_Objective:_ Copy out all of the material exactly.

_Given data:_
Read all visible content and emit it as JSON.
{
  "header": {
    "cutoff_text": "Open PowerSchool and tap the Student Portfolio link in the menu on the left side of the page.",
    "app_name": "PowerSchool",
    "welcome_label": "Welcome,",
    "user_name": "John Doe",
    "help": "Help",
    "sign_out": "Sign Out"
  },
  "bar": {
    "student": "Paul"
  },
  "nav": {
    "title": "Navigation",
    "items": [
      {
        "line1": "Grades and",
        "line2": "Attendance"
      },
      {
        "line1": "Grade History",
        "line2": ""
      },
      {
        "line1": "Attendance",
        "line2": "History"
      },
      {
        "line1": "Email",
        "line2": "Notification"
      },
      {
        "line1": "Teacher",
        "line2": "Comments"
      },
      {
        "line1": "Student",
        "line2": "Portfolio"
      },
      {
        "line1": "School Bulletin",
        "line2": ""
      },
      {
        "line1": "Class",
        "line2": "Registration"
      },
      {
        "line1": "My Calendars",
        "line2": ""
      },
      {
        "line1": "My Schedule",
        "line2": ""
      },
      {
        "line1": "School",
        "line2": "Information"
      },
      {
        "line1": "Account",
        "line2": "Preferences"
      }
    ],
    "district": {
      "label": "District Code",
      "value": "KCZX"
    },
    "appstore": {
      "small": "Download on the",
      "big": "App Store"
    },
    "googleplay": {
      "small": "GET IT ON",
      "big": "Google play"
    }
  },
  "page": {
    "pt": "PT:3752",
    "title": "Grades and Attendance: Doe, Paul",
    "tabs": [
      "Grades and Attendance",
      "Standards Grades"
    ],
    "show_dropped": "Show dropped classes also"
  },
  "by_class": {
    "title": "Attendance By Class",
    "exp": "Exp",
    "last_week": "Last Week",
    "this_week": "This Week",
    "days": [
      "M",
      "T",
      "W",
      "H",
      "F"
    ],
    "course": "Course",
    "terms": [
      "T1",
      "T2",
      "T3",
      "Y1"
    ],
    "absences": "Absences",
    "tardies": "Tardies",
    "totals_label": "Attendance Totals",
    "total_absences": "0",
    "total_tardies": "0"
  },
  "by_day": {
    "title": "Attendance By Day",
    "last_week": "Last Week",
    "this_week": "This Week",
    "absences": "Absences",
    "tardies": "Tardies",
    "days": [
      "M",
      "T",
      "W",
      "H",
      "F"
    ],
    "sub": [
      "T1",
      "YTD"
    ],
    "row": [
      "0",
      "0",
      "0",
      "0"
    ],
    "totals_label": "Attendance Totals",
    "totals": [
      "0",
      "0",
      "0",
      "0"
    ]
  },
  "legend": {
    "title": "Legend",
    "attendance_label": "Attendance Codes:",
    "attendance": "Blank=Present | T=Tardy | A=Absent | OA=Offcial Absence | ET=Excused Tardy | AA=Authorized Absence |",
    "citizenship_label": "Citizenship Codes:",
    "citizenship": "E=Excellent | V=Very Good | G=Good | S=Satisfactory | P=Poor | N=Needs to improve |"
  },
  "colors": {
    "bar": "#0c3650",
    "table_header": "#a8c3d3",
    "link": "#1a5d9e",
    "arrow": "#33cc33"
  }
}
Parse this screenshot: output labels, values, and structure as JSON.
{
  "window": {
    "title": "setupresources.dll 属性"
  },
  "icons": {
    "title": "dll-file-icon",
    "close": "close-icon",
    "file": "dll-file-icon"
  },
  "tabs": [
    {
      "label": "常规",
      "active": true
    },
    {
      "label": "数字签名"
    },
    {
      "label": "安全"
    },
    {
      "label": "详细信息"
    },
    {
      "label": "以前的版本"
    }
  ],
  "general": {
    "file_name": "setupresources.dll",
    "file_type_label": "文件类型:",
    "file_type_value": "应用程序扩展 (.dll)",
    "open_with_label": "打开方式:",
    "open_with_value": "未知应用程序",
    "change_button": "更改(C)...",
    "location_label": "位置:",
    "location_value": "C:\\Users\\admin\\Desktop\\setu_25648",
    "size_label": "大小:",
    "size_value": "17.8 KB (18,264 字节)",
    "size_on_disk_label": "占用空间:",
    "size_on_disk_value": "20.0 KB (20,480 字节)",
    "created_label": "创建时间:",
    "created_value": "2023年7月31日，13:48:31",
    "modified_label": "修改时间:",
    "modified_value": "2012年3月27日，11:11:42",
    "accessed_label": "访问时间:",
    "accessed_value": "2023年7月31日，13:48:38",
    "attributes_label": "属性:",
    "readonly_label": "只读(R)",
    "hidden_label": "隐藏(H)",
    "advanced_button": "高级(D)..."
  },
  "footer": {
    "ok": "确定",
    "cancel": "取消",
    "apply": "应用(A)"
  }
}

_Reply to the exercise:_
Read all visible content and emit it as JSON.
{
  "header": {
    "cutoff_text": "Open PowerSchool and tap the Student Portfolio link in the menu on the left side of the page.",
    "app_name": "PowerSchool",
    "welcome_label": "Welcome,",
    "user_name": "John Doe",
    "help": "Help",
    "sign_out": "Sign Out"
  },
  "bar": {
    "student": "Paul"
  },
  "nav": {
    "title": "Navigation",
    "items": [
      {
        "line1": "Grades and",
        "line2": "Attendance"
      },
      {
        "line1": "Grade History",
        "line2": ""
      },
      {
        "line1": "Attendance",
        "line2": "History"
      },
      {
        "line1": "Email",
        "line2": "Notification"
      },
      {
        "line1": "Teacher",
        "line2": "Comments"
      },
      {
        "line1": "Student",
        "line2": "Portfolio"
      },
      {
        "line1": "School Bulletin",
        "line2": ""
      },
      {
        "line1": "Class",
        "line2": "Registration"
      },
      {
        "line1": "My Calendars",
        "line2": ""
      },
      {
        "line1": "My Schedule",
        "line2": ""
      },
      {
        "line1": "School",
        "line2": "Information"
      },
      {
        "line1": "Account",
        "line2": "Preferences"
      }
    ],
    "district": {
      "label": "District Code",
      "value": "KCZX"
    },
    "appstore": {
      "small": "Download on the",
      "big": "App Store"
    },
    "googleplay": {
      "small": "GET IT ON",
      "big": "Google play"
    }
  },
  "page": {
    "pt": "PT:3752",
    "title": "Grades and Attendance: Doe, Paul",
    "tabs": [
      "Grades and Attendance",
      "Standards Grades"
    ],
    "show_dropped": "Show dropped classes also"
  },
  "by_class": {
    "title": "Attendance By Class",
    "exp": "Exp",
    "last_week": "Last Week",
    "this_week": "This Week",
    "days": [
      "M",
      "T",
      "W",
      "H",
      "F"
    ],
    "course": "Course",
    "terms": [
      "T1",
      "T2",
      "T3",
      "Y1"
    ],
    "absences": "Absences",
    "tardies": "Tardies",
    "totals_label": "Attendance Totals",
    "total_absences": "0",
    "total_tardies": "0"
  },
  "by_day": {
    "title": "Attendance By Day",
    "last_week": "Last Week",
    "this_week": "This Week",
    "absences": "Absences",
    "tardies": "Tardies",
    "days": [
      "M",
      "T",
      "W",
      "H",
      "F"
    ],
    "sub": [
      "T1",
      "YTD"
    ],
    "row": [
      "0",
      "0",
      "0",
      "0"
    ],
    "totals_label": "Attendance Totals",
    "totals": [
      "0",
      "0",
      "0",
      "0"
    ]
  },
  "legend": {
    "title": "Legend",
    "attendance_label": "Attendance Codes:",
    "attendance": "Blank=Present | T=Tardy | A=Absent | OA=Offcial Absence | ET=Excused Tardy | AA=Authorized Absence |",
    "citizenship_label": "Citizenship Codes:",
    "citizenship": "E=Excellent | V=Very Good | G=Good | S=Satisfactory | P=Poor | N=Needs to improve |"
  },
  "colors": {
    "bar": "#0c3650",
    "table_header": "#a8c3d3",
    "link": "#1a5d9e",
    "arrow": "#33cc33"
  }
}
Parse this screenshot: output labels, values, and structure as JSON.
{
  "window": {
    "title": "setupresources.dll 属性"
  },
  "icons": {
    "title": "dll-file-icon",
    "close": "close-icon",
    "file": "dll-file-icon"
  },
  "tabs": [
    {
      "label": "常规",
      "active": true
    },
    {
      "label": "数字签名"
    },
    {
      "label": "安全"
    },
    {
      "label": "详细信息"
    },
    {
      "label": "以前的版本"
    }
  ],
  "general": {
    "file_name": "setupresources.dll",
    "file_type_label": "文件类型:",
    "file_type_value": "应用程序扩展 (.dll)",
    "open_with_label": "打开方式:",
    "open_with_value": "未知应用程序",
    "change_button": "更改(C)...",
    "location_label": "位置:",
    "location_value": "C:\\Users\\admin\\Desktop\\setu_25648",
    "size_label": "大小:",
    "size_value": "17.8 KB (18,264 字节)",
    "size_on_disk_label": "占用空间:",
    "size_on_disk_value": "20.0 KB (20,480 字节)",
    "created_label": "创建时间:",
    "created_value": "2023年7月31日，13:48:31",
    "modified_label": "修改时间:",
    "modified_value": "2012年3月27日，11:11:42",
    "accessed_label": "访问时间:",
    "accessed_value": "2023年7月31日，13:48:38",
    "attributes_label": "属性:",
    "readonly_label": "只读(R)",
    "hidden_label": "隐藏(H)",
    "advanced_button": "高级(D)..."
  },
  "footer": {
    "ok": "确定",
    "cancel": "取消",
    "apply": "应用(A)"
  }
}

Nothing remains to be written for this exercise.